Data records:
# # #

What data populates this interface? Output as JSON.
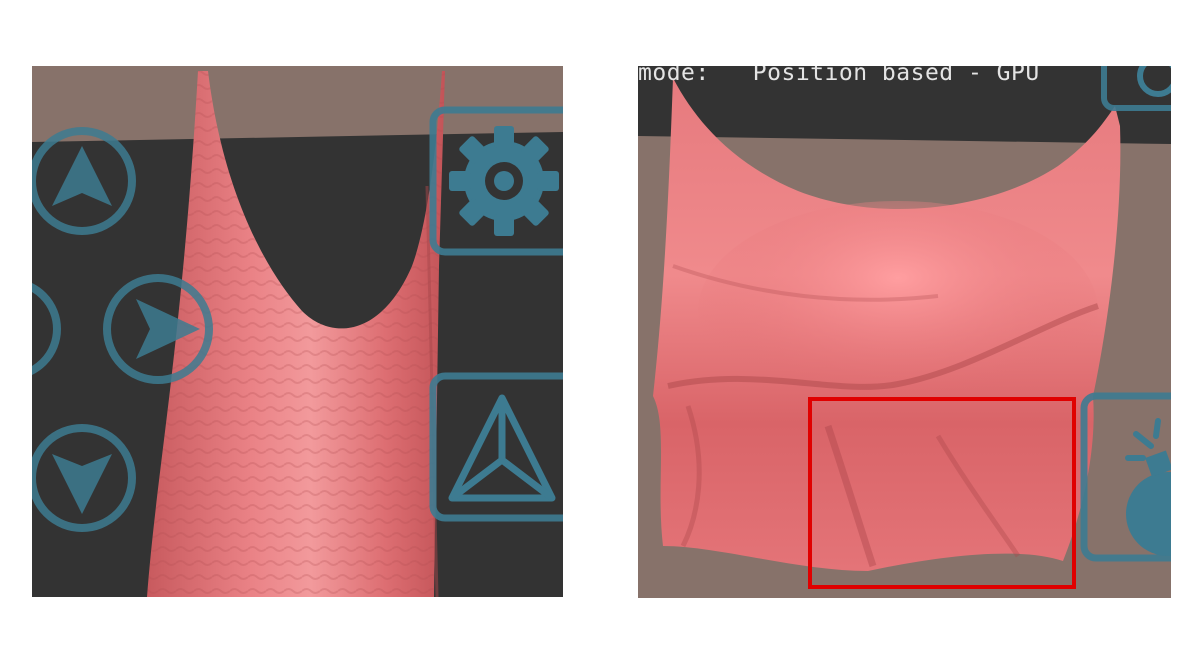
{
  "left_panel": {
    "controls": {
      "up_button": "arrow-up-icon",
      "left_button": "arrow-left-icon",
      "right_button": "arrow-right-icon",
      "down_button": "arrow-down-icon",
      "settings_button": "gear-icon",
      "mode_button": "tetrahedron-icon"
    }
  },
  "right_panel": {
    "mode_label": "mode:   Position based - GPU",
    "highlight_color": "#e00000",
    "controls": {
      "top_button": "partial-icon",
      "bomb_button": "bomb-icon"
    }
  },
  "colors": {
    "cloth": "#e8787a",
    "ui_accent": "#3d7b91",
    "ground": "#87726a",
    "background": "#333333"
  }
}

# # #

THE TASK: Repeat the records word for word. Any picture in them should be left out.

ANSWER TO THIS EXERCISE:
What data populates this interface? Output as JSON.
{
  "left_panel": {
    "controls": {
      "up_button": "arrow-up-icon",
      "left_button": "arrow-left-icon",
      "right_button": "arrow-right-icon",
      "down_button": "arrow-down-icon",
      "settings_button": "gear-icon",
      "mode_button": "tetrahedron-icon"
    }
  },
  "right_panel": {
    "mode_label": "mode:   Position based - GPU",
    "highlight_color": "#e00000",
    "controls": {
      "top_button": "partial-icon",
      "bomb_button": "bomb-icon"
    }
  },
  "colors": {
    "cloth": "#e8787a",
    "ui_accent": "#3d7b91",
    "ground": "#87726a",
    "background": "#333333"
  }
}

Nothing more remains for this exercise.